((

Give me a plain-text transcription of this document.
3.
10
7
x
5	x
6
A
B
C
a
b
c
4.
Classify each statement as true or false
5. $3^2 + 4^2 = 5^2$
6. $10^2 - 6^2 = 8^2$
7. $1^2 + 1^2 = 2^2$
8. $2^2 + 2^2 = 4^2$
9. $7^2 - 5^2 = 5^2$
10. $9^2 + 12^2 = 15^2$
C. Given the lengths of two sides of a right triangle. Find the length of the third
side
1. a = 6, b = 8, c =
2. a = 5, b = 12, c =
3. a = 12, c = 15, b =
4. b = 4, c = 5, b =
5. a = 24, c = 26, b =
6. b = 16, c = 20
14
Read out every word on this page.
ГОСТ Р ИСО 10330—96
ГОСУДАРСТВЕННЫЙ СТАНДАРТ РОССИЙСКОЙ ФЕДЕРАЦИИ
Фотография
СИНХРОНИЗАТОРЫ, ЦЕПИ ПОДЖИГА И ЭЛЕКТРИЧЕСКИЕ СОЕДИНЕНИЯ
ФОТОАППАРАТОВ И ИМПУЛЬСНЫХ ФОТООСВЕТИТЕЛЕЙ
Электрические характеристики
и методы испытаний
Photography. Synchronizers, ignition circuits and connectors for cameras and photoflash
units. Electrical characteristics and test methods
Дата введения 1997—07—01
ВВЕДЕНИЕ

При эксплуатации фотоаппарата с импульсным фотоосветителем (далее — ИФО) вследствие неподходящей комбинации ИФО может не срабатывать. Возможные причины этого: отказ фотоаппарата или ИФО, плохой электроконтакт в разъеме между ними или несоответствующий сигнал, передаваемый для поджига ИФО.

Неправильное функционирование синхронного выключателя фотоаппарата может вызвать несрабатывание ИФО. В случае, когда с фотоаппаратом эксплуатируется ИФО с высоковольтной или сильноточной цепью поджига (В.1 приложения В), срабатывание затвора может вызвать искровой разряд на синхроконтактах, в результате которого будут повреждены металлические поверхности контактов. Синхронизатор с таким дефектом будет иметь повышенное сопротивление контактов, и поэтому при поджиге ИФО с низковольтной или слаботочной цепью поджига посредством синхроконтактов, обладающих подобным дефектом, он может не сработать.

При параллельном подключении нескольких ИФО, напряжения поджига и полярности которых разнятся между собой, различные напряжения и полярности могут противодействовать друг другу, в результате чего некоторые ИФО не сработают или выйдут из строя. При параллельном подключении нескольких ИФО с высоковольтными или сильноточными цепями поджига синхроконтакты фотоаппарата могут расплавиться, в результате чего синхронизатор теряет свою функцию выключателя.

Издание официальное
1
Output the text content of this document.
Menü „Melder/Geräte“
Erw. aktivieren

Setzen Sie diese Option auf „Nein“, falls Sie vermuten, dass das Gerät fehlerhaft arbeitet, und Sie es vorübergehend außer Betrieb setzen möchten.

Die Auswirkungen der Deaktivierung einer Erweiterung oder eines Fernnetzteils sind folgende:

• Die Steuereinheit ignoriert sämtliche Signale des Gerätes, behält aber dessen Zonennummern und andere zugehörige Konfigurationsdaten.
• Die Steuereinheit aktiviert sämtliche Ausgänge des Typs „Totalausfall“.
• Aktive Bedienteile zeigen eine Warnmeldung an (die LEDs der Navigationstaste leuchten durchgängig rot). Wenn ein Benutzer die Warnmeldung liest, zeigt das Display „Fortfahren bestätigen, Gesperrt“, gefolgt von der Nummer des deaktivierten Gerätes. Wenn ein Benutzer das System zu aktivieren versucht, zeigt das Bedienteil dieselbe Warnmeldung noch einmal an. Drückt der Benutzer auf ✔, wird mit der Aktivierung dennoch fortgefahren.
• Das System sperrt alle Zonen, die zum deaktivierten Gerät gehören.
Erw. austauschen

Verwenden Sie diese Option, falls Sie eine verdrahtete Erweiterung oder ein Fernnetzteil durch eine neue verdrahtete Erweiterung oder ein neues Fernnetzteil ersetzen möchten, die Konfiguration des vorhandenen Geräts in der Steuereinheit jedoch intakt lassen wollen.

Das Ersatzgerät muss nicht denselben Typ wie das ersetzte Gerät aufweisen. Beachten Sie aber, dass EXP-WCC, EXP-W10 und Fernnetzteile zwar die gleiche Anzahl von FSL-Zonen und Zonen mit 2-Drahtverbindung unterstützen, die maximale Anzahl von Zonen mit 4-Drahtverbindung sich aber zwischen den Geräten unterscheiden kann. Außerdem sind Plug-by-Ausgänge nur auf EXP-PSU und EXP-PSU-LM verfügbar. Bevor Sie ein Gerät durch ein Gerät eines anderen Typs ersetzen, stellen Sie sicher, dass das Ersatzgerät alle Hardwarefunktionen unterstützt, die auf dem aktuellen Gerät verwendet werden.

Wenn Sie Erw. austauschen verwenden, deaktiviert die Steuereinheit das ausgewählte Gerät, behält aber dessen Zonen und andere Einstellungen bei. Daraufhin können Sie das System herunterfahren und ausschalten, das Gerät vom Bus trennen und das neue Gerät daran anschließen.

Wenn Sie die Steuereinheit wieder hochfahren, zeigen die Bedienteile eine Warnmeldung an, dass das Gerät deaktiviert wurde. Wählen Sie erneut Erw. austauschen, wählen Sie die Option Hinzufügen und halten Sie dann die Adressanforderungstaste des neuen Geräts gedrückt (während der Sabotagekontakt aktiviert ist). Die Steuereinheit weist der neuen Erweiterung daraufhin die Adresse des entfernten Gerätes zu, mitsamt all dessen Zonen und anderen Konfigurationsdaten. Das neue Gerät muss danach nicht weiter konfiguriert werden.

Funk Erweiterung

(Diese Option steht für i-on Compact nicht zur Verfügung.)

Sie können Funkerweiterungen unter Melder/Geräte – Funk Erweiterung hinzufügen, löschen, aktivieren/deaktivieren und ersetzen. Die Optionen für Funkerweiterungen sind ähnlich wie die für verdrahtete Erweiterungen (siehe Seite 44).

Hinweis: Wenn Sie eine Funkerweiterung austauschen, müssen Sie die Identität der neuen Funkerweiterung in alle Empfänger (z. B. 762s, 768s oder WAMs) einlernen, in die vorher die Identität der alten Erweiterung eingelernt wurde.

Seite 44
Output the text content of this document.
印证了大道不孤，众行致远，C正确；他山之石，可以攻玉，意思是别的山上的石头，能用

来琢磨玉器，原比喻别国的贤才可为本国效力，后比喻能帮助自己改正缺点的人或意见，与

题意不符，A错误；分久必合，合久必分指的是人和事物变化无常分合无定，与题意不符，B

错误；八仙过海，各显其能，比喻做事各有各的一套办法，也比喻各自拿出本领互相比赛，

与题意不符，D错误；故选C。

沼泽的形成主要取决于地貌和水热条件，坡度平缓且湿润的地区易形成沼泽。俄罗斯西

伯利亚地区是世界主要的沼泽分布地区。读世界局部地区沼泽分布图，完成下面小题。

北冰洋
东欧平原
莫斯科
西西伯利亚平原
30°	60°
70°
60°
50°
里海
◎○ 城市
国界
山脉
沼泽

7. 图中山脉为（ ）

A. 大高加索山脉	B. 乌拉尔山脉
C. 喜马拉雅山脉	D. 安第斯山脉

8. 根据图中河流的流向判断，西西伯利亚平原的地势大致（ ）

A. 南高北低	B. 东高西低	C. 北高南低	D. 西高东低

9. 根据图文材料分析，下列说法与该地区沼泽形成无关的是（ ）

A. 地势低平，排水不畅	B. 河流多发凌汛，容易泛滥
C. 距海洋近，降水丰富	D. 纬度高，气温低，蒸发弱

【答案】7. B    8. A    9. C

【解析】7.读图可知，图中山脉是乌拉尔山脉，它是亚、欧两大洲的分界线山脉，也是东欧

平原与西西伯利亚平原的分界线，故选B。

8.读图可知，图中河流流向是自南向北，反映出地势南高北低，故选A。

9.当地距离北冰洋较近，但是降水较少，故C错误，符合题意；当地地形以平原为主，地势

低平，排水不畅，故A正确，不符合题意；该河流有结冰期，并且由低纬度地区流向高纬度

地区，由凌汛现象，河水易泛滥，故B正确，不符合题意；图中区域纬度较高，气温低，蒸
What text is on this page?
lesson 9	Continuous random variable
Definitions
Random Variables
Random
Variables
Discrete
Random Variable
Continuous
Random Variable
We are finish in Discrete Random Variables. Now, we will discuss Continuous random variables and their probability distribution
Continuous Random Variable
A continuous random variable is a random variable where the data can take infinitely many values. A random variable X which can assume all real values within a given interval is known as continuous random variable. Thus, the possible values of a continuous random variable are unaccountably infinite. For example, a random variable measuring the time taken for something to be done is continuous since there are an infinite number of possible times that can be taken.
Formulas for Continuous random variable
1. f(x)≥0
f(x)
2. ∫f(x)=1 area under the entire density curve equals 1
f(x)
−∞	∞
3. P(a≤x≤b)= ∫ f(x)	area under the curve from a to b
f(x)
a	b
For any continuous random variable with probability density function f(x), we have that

))

Stated task. Search the entries for "area" and copy out each line that has it.

Result of this task.
2. ∫f(x)=1 area under the entire density curve equals 1
3. P(a≤x≤b)= ∫ f(x)	area under the curve from a to b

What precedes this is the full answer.